··· Given data ···

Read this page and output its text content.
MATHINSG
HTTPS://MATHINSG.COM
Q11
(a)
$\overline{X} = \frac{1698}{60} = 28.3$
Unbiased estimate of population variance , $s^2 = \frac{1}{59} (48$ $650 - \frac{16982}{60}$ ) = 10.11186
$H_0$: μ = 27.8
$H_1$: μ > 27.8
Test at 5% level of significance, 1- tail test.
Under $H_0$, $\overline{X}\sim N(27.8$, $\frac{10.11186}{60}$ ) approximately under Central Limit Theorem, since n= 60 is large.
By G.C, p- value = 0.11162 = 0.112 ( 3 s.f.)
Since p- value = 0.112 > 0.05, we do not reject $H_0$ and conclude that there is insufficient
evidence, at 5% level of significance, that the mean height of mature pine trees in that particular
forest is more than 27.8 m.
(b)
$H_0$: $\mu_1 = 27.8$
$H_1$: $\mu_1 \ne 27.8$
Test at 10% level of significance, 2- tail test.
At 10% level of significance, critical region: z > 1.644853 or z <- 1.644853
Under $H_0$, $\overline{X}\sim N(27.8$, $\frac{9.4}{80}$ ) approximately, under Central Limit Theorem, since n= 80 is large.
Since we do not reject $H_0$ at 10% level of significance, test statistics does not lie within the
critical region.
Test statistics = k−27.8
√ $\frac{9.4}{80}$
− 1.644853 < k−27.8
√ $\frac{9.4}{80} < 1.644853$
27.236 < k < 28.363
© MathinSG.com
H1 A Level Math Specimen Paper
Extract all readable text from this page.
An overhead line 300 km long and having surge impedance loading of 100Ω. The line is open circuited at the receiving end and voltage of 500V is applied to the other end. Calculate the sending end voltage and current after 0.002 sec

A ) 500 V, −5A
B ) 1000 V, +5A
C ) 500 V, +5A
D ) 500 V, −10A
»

···

Where a line in the material above holds "region", copy that line.

At 10% level of significance, critical region: z > 1.644853 or z <- 1.644853
critical region.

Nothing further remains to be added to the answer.